Transcribe every entry word for word. Skip the pictures.
--- Start Material provided ---
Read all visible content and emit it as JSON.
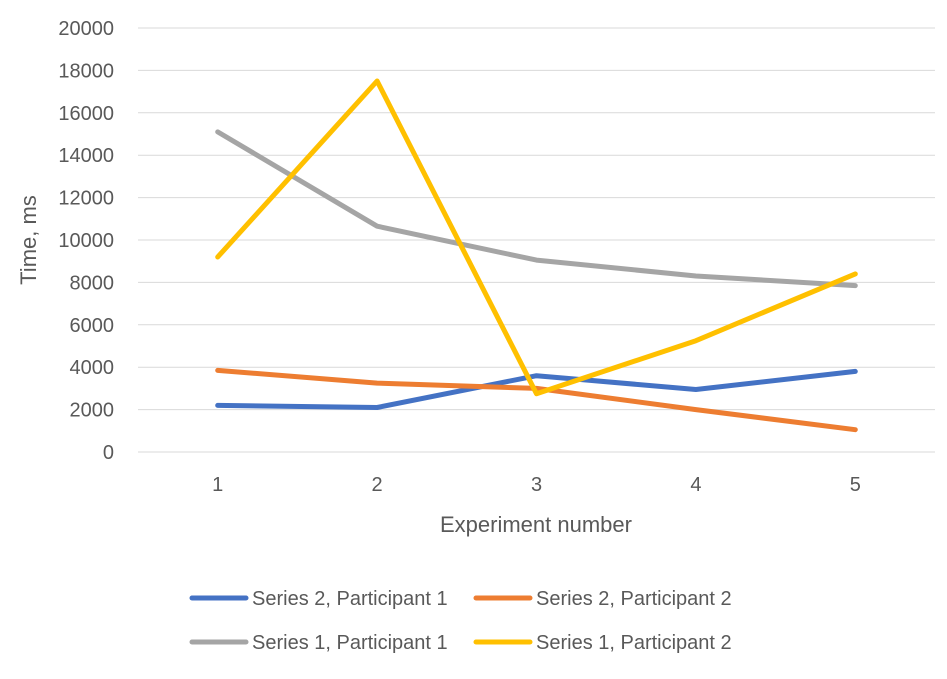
{
  "chart_data": {
    "type": "line",
    "title": "",
    "xlabel": "Experiment number",
    "ylabel": "Time, ms",
    "categories": [
      "1",
      "2",
      "3",
      "4",
      "5"
    ],
    "ylim": [
      0,
      20000
    ],
    "yticks": [
      "0",
      "2000",
      "4000",
      "6000",
      "8000",
      "10000",
      "12000",
      "14000",
      "16000",
      "18000",
      "20000"
    ],
    "grid": true,
    "legend_position": "bottom",
    "series": [
      {
        "name": "Series 2, Participant 1",
        "color": "#4472C4",
        "values": [
          2200,
          2100,
          3600,
          2950,
          3800
        ]
      },
      {
        "name": "Series 2, Participant 2",
        "color": "#ED7D31",
        "values": [
          3850,
          3250,
          3000,
          2000,
          1050
        ]
      },
      {
        "name": "Series 1, Participant 1",
        "color": "#A5A5A5",
        "values": [
          15100,
          10650,
          9050,
          8300,
          7850
        ]
      },
      {
        "name": "Series 1, Participant 2",
        "color": "#FFC000",
        "values": [
          9200,
          17500,
          2750,
          5250,
          8400
        ]
      }
    ]
  }
}
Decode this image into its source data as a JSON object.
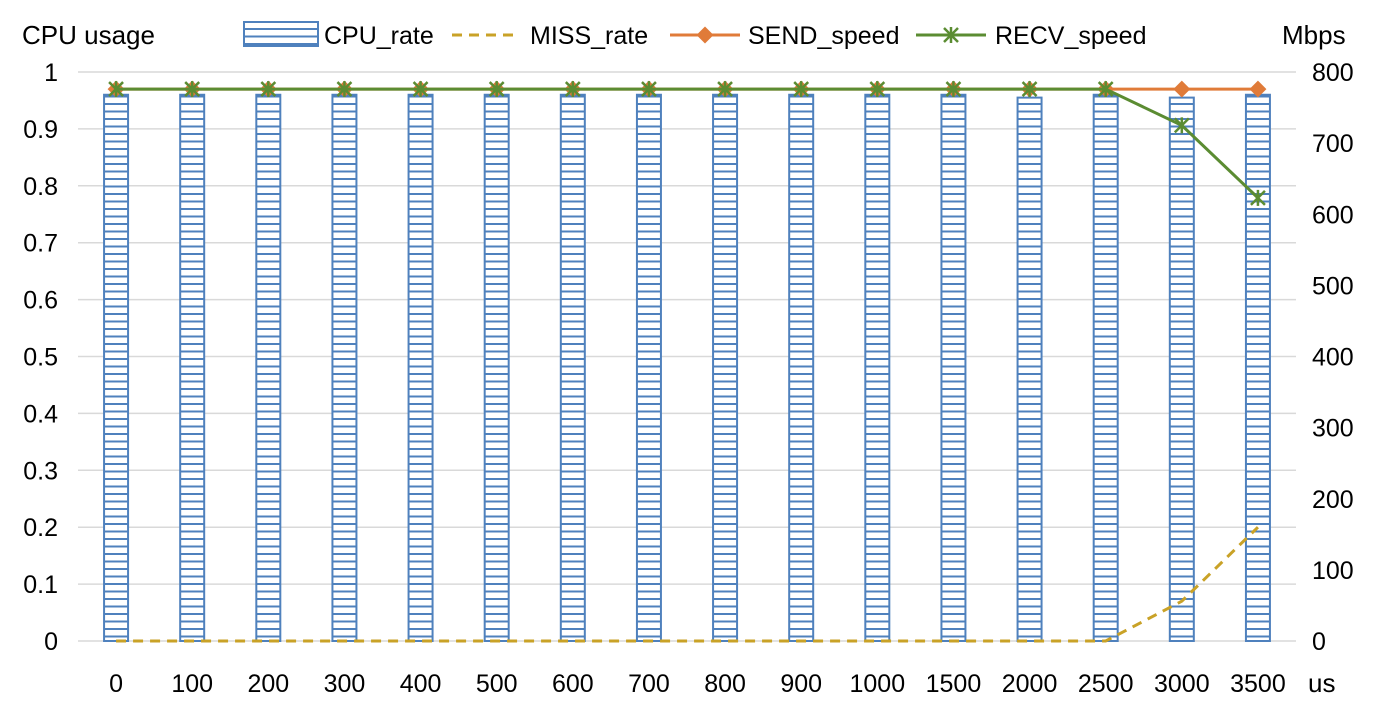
{
  "chart_data": {
    "type": "bar",
    "categories": [
      "0",
      "100",
      "200",
      "300",
      "400",
      "500",
      "600",
      "700",
      "800",
      "900",
      "1000",
      "1500",
      "2000",
      "2500",
      "3000",
      "3500"
    ],
    "x_unit": "us",
    "y_left": {
      "label": "CPU usage",
      "range": [
        0,
        1
      ],
      "ticks": [
        "0",
        "0.1",
        "0.2",
        "0.3",
        "0.4",
        "0.5",
        "0.6",
        "0.7",
        "0.8",
        "0.9",
        "1"
      ]
    },
    "y_right": {
      "label": "Mbps",
      "range": [
        0,
        800
      ],
      "ticks": [
        "0",
        "100",
        "200",
        "300",
        "400",
        "500",
        "600",
        "700",
        "800"
      ]
    },
    "series": [
      {
        "name": "CPU_rate",
        "type": "bar",
        "axis": "left",
        "color": "#4f81bd",
        "values": [
          0.96,
          0.96,
          0.96,
          0.96,
          0.96,
          0.96,
          0.96,
          0.96,
          0.96,
          0.96,
          0.96,
          0.96,
          0.955,
          0.96,
          0.955,
          0.96
        ]
      },
      {
        "name": "MISS_rate",
        "type": "line",
        "style": "dashed",
        "axis": "left",
        "color": "#c9a227",
        "values": [
          0,
          0,
          0,
          0,
          0,
          0,
          0,
          0,
          0,
          0,
          0,
          0,
          0,
          0,
          0.07,
          0.2
        ]
      },
      {
        "name": "SEND_speed",
        "type": "line",
        "marker": "diamond",
        "axis": "right",
        "color": "#e07b39",
        "values": [
          776,
          776,
          776,
          776,
          776,
          776,
          776,
          776,
          776,
          776,
          776,
          776,
          776,
          776,
          776,
          776
        ]
      },
      {
        "name": "RECV_speed",
        "type": "line",
        "marker": "asterisk",
        "axis": "right",
        "color": "#5b8c32",
        "values": [
          776,
          776,
          776,
          776,
          776,
          776,
          776,
          776,
          776,
          776,
          776,
          776,
          776,
          776,
          725,
          623
        ]
      }
    ],
    "legend": "top",
    "grid": true
  }
}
--- End Material provided ---
- [Answer to the exercise]:
Read all visible content and emit it as JSON.
{
  "chart_data": {
    "type": "line",
    "title": "",
    "xlabel": "Experiment number",
    "ylabel": "Time, ms",
    "categories": [
      "1",
      "2",
      "3",
      "4",
      "5"
    ],
    "ylim": [
      0,
      20000
    ],
    "yticks": [
      "0",
      "2000",
      "4000",
      "6000",
      "8000",
      "10000",
      "12000",
      "14000",
      "16000",
      "18000",
      "20000"
    ],
    "grid": true,
    "legend_position": "bottom",
    "series": [
      {
        "name": "Series 2, Participant 1",
        "color": "#4472C4",
        "values": [
          2200,
          2100,
          3600,
          2950,
          3800
        ]
      },
      {
        "name": "Series 2, Participant 2",
        "color": "#ED7D31",
        "values": [
          3850,
          3250,
          3000,
          2000,
          1050
        ]
      },
      {
        "name": "Series 1, Participant 1",
        "color": "#A5A5A5",
        "values": [
          15100,
          10650,
          9050,
          8300,
          7850
        ]
      },
      {
        "name": "Series 1, Participant 2",
        "color": "#FFC000",
        "values": [
          9200,
          17500,
          2750,
          5250,
          8400
        ]
      }
    ]
  }
}
Decode this image into its source data as a JSON object.
{
  "chart_data": {
    "type": "bar",
    "categories": [
      "0",
      "100",
      "200",
      "300",
      "400",
      "500",
      "600",
      "700",
      "800",
      "900",
      "1000",
      "1500",
      "2000",
      "2500",
      "3000",
      "3500"
    ],
    "x_unit": "us",
    "y_left": {
      "label": "CPU usage",
      "range": [
        0,
        1
      ],
      "ticks": [
        "0",
        "0.1",
        "0.2",
        "0.3",
        "0.4",
        "0.5",
        "0.6",
        "0.7",
        "0.8",
        "0.9",
        "1"
      ]
    },
    "y_right": {
      "label": "Mbps",
      "range": [
        0,
        800
      ],
      "ticks": [
        "0",
        "100",
        "200",
        "300",
        "400",
        "500",
        "600",
        "700",
        "800"
      ]
    },
    "series": [
      {
        "name": "CPU_rate",
        "type": "bar",
        "axis": "left",
        "color": "#4f81bd",
        "values": [
          0.96,
          0.96,
          0.96,
          0.96,
          0.96,
          0.96,
          0.96,
          0.96,
          0.96,
          0.96,
          0.96,
          0.96,
          0.955,
          0.96,
          0.955,
          0.96
        ]
      },
      {
        "name": "MISS_rate",
        "type": "line",
        "style": "dashed",
        "axis": "left",
        "color": "#c9a227",
        "values": [
          0,
          0,
          0,
          0,
          0,
          0,
          0,
          0,
          0,
          0,
          0,
          0,
          0,
          0,
          0.07,
          0.2
        ]
      },
      {
        "name": "SEND_speed",
        "type": "line",
        "marker": "diamond",
        "axis": "right",
        "color": "#e07b39",
        "values": [
          776,
          776,
          776,
          776,
          776,
          776,
          776,
          776,
          776,
          776,
          776,
          776,
          776,
          776,
          776,
          776
        ]
      },
      {
        "name": "RECV_speed",
        "type": "line",
        "marker": "asterisk",
        "axis": "right",
        "color": "#5b8c32",
        "values": [
          776,
          776,
          776,
          776,
          776,
          776,
          776,
          776,
          776,
          776,
          776,
          776,
          776,
          776,
          725,
          623
        ]
      }
    ],
    "legend": "top",
    "grid": true
  }
}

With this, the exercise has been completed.